Set problem
Lines holding the string "Club" are the ones to copy from this listing.
_ _ _ _ _ _ _
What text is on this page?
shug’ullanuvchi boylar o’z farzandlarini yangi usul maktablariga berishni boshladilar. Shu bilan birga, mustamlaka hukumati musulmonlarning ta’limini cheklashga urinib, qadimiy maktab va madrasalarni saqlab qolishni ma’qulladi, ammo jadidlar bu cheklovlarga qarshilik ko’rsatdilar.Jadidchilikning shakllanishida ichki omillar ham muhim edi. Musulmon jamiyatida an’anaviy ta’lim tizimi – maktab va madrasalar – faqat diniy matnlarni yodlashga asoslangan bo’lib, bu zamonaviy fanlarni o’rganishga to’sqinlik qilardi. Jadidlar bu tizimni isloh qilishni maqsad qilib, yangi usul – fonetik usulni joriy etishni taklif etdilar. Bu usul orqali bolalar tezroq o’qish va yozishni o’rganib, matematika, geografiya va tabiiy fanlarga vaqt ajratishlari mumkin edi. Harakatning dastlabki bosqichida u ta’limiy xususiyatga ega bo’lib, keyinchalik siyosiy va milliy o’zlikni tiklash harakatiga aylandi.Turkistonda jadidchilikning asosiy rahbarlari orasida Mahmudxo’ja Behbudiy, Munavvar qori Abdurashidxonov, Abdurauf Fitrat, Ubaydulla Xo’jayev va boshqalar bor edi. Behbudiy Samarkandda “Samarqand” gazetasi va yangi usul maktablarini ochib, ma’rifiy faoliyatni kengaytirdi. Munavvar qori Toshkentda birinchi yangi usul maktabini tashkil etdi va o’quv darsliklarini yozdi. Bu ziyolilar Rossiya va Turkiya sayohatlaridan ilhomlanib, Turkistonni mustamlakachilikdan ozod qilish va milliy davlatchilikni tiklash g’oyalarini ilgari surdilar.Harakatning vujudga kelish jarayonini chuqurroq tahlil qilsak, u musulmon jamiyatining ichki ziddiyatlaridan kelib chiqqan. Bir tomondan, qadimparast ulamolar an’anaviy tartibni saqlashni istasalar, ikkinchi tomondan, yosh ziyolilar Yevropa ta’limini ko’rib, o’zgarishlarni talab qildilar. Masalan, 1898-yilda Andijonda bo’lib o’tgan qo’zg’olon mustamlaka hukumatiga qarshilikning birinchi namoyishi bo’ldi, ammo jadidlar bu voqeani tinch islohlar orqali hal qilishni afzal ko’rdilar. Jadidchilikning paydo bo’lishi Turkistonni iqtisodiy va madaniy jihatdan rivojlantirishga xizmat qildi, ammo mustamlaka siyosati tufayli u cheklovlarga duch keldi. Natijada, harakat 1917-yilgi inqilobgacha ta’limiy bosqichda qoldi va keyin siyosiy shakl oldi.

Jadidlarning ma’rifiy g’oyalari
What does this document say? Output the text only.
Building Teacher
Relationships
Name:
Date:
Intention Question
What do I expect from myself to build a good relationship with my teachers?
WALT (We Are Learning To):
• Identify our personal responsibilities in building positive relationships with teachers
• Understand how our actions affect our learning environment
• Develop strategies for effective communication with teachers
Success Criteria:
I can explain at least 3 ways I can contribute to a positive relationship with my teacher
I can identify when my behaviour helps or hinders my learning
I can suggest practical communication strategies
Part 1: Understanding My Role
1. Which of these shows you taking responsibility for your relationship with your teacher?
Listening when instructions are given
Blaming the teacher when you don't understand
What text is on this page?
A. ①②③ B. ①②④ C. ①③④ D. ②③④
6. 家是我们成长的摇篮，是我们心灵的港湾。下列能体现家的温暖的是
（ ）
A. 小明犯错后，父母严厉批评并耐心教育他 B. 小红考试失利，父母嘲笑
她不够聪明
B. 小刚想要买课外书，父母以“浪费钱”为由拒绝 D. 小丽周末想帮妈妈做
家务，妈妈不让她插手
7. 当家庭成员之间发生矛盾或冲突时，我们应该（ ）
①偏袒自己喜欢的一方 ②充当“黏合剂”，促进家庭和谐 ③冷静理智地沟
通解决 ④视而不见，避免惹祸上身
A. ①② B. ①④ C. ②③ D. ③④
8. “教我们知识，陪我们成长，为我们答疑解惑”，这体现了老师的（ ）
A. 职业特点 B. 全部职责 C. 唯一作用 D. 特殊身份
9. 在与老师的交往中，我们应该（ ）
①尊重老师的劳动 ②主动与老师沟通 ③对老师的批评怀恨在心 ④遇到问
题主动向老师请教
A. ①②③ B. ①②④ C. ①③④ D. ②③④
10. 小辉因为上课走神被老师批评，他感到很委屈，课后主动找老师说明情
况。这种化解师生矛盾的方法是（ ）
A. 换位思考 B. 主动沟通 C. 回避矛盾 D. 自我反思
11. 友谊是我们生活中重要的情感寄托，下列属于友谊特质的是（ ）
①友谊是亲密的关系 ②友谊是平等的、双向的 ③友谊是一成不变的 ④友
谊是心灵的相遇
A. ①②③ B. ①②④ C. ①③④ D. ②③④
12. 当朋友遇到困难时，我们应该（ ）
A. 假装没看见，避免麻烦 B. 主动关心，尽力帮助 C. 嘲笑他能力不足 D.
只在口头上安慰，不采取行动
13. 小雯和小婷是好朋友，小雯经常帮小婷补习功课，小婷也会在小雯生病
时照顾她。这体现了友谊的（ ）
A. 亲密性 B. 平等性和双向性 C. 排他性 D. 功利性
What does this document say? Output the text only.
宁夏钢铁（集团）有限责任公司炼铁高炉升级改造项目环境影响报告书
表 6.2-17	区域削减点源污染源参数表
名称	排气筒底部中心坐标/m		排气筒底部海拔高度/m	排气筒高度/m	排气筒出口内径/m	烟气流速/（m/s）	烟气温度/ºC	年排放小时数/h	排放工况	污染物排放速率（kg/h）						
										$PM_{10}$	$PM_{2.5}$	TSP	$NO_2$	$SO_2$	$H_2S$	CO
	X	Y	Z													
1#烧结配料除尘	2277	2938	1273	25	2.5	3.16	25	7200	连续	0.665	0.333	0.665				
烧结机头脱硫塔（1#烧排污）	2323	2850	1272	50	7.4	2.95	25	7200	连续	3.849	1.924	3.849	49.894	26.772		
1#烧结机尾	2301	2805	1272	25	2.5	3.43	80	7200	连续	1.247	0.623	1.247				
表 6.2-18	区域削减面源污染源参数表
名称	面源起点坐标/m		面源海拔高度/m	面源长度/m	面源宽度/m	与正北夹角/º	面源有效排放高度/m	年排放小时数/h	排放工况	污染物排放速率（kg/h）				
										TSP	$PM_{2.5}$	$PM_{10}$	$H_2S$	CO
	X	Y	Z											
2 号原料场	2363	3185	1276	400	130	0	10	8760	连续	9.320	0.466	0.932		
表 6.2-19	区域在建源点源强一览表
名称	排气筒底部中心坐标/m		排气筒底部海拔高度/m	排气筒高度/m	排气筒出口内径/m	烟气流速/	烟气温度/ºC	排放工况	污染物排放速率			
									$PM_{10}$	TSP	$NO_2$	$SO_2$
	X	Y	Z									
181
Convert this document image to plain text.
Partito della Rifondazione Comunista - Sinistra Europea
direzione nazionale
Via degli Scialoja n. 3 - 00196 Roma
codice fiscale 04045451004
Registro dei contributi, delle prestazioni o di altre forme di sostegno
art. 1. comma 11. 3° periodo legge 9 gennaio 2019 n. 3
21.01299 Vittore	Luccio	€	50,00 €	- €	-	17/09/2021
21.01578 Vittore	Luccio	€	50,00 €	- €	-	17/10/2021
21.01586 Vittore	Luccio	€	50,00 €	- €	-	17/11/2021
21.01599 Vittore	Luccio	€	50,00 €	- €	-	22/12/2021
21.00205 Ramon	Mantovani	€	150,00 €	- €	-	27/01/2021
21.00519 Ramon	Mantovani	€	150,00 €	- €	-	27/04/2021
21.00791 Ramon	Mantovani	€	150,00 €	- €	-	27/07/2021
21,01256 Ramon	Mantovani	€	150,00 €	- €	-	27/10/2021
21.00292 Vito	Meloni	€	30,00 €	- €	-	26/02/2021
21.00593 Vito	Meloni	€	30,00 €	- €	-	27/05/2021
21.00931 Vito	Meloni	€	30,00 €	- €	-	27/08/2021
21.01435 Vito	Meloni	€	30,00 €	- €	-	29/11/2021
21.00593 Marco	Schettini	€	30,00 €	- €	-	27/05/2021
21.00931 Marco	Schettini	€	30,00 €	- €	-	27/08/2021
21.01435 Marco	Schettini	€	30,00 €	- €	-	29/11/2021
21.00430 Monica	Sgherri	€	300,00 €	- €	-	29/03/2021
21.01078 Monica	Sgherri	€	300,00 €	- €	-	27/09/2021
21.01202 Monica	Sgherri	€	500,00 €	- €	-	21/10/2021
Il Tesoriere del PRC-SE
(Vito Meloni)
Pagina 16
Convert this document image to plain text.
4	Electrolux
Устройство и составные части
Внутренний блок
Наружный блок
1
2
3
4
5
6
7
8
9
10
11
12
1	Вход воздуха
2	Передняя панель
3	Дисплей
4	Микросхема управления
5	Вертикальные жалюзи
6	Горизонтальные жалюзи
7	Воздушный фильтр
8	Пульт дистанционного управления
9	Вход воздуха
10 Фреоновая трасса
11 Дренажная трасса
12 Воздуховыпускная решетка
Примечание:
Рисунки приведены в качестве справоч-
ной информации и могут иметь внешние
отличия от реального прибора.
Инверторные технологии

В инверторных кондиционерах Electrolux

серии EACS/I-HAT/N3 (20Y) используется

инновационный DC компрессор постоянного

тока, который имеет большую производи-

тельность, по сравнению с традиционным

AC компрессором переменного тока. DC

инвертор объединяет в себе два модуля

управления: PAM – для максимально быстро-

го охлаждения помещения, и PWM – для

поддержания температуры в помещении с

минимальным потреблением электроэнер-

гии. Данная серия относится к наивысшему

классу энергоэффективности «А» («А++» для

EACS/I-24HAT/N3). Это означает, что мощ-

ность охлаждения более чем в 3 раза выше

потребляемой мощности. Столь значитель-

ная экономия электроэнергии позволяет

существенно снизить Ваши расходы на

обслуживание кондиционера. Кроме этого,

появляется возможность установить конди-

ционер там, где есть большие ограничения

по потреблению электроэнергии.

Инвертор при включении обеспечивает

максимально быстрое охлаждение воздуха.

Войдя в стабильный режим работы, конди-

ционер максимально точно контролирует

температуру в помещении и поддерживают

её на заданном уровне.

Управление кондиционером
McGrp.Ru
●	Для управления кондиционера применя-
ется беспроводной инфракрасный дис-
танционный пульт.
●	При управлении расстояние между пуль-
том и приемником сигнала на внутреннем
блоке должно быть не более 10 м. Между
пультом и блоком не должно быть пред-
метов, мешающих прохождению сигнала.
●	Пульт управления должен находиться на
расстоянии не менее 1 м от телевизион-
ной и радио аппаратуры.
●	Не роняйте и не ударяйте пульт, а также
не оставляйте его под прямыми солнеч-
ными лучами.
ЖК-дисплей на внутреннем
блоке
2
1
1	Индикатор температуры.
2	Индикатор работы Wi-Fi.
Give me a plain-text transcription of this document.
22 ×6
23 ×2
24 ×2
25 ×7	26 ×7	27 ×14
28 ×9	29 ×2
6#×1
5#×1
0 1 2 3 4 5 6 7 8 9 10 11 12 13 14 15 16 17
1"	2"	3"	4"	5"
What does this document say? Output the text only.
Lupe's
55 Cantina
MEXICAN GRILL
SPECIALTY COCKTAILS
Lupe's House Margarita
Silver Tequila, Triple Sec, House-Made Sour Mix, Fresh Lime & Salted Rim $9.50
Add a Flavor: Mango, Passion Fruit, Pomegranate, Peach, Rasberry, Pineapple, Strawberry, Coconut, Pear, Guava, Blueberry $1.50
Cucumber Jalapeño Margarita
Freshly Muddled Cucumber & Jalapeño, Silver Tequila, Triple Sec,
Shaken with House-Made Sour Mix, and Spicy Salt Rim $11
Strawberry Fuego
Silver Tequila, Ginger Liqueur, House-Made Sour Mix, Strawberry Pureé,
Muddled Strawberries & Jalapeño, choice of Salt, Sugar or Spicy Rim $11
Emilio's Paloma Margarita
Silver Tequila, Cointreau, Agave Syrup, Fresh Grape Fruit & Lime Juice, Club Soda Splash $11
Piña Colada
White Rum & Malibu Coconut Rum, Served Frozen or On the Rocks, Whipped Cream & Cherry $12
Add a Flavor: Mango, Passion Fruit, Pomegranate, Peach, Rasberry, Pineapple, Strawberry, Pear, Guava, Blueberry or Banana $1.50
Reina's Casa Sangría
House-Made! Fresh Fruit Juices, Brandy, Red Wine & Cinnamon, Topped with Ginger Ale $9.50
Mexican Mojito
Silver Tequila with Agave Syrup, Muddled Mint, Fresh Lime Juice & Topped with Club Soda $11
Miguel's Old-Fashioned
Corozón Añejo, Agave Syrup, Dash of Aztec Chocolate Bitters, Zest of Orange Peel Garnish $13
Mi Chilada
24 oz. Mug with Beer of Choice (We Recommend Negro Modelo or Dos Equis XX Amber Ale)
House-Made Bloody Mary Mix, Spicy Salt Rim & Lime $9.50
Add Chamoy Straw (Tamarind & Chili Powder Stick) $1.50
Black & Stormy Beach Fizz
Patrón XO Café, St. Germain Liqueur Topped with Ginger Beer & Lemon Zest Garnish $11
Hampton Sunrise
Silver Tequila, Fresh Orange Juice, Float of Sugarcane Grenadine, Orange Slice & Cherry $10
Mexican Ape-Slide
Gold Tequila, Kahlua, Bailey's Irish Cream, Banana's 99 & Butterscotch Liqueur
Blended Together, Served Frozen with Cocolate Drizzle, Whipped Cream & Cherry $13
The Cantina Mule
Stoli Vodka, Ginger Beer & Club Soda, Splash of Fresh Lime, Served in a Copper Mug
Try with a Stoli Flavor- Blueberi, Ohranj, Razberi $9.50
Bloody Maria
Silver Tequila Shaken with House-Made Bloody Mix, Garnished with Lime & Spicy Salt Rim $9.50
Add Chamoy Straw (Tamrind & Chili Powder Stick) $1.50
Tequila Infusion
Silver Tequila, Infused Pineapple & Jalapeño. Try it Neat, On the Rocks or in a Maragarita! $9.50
_ _ _ _ _ _ _
Final answer
Silver Tequila, Cointreau, Agave Syrup, Fresh Grape Fruit & Lime Juice, Club Soda Splash $11
Silver Tequila with Agave Syrup, Muddled Mint, Fresh Lime Juice & Topped with Club Soda $11
Stoli Vodka, Ginger Beer & Club Soda, Splash of Fresh Lime, Served in a Copper Mug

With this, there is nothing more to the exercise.